## EXERCISE REQUIREMENTS
Make an exact copy of the lines below.

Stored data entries
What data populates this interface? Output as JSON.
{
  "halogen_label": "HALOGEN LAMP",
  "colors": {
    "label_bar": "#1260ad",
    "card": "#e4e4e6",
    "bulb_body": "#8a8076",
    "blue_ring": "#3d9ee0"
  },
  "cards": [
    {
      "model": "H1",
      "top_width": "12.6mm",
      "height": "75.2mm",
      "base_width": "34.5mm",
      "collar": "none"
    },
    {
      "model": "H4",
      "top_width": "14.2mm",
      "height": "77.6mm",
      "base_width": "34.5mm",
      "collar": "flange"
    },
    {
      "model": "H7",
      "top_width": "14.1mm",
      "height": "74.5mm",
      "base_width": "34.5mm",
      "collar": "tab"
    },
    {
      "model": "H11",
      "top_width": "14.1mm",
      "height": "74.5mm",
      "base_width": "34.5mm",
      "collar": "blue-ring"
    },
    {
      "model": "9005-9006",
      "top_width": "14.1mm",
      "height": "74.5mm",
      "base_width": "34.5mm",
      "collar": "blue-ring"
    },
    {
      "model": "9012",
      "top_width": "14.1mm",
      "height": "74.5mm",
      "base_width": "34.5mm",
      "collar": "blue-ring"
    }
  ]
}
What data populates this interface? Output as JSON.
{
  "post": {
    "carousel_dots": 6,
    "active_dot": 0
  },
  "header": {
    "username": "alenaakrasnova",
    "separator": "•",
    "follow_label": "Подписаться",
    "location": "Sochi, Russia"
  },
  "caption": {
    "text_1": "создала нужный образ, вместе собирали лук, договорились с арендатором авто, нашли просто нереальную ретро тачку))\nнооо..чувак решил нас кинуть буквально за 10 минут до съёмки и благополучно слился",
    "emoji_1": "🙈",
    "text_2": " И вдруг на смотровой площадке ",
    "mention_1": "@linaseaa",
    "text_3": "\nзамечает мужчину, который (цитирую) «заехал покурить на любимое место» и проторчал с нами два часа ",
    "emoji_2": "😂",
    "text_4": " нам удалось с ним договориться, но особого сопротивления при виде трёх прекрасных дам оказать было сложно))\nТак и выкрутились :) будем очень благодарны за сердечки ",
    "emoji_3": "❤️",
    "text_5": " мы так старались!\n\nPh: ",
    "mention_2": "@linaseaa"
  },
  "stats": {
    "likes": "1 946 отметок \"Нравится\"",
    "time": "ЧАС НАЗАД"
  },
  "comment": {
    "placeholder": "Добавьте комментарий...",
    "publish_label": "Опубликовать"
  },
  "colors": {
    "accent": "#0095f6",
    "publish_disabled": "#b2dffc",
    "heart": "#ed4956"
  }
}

## THE OUTPUT
What data populates this interface? Output as JSON.
{
  "halogen_label": "HALOGEN LAMP",
  "colors": {
    "label_bar": "#1260ad",
    "card": "#e4e4e6",
    "bulb_body": "#8a8076",
    "blue_ring": "#3d9ee0"
  },
  "cards": [
    {
      "model": "H1",
      "top_width": "12.6mm",
      "height": "75.2mm",
      "base_width": "34.5mm",
      "collar": "none"
    },
    {
      "model": "H4",
      "top_width": "14.2mm",
      "height": "77.6mm",
      "base_width": "34.5mm",
      "collar": "flange"
    },
    {
      "model": "H7",
      "top_width": "14.1mm",
      "height": "74.5mm",
      "base_width": "34.5mm",
      "collar": "tab"
    },
    {
      "model": "H11",
      "top_width": "14.1mm",
      "height": "74.5mm",
      "base_width": "34.5mm",
      "collar": "blue-ring"
    },
    {
      "model": "9005-9006",
      "top_width": "14.1mm",
      "height": "74.5mm",
      "base_width": "34.5mm",
      "collar": "blue-ring"
    },
    {
      "model": "9012",
      "top_width": "14.1mm",
      "height": "74.5mm",
      "base_width": "34.5mm",
      "collar": "blue-ring"
    }
  ]
}
What data populates this interface? Output as JSON.
{
  "post": {
    "carousel_dots": 6,
    "active_dot": 0
  },
  "header": {
    "username": "alenaakrasnova",
    "separator": "•",
    "follow_label": "Подписаться",
    "location": "Sochi, Russia"
  },
  "caption": {
    "text_1": "создала нужный образ, вместе собирали лук, договорились с арендатором авто, нашли просто нереальную ретро тачку))\nнооо..чувак решил нас кинуть буквально за 10 минут до съёмки и благополучно слился",
    "emoji_1": "🙈",
    "text_2": " И вдруг на смотровой площадке ",
    "mention_1": "@linaseaa",
    "text_3": "\nзамечает мужчину, который (цитирую) «заехал покурить на любимое место» и проторчал с нами два часа ",
    "emoji_2": "😂",
    "text_4": " нам удалось с ним договориться, но особого сопротивления при виде трёх прекрасных дам оказать было сложно))\nТак и выкрутились :) будем очень благодарны за сердечки ",
    "emoji_3": "❤️",
    "text_5": " мы так старались!\n\nPh: ",
    "mention_2": "@linaseaa"
  },
  "stats": {
    "likes": "1 946 отметок \"Нравится\"",
    "time": "ЧАС НАЗАД"
  },
  "comment": {
    "placeholder": "Добавьте комментарий...",
    "publish_label": "Опубликовать"
  },
  "colors": {
    "accent": "#0095f6",
    "publish_disabled": "#b2dffc",
    "heart": "#ed4956"
  }
}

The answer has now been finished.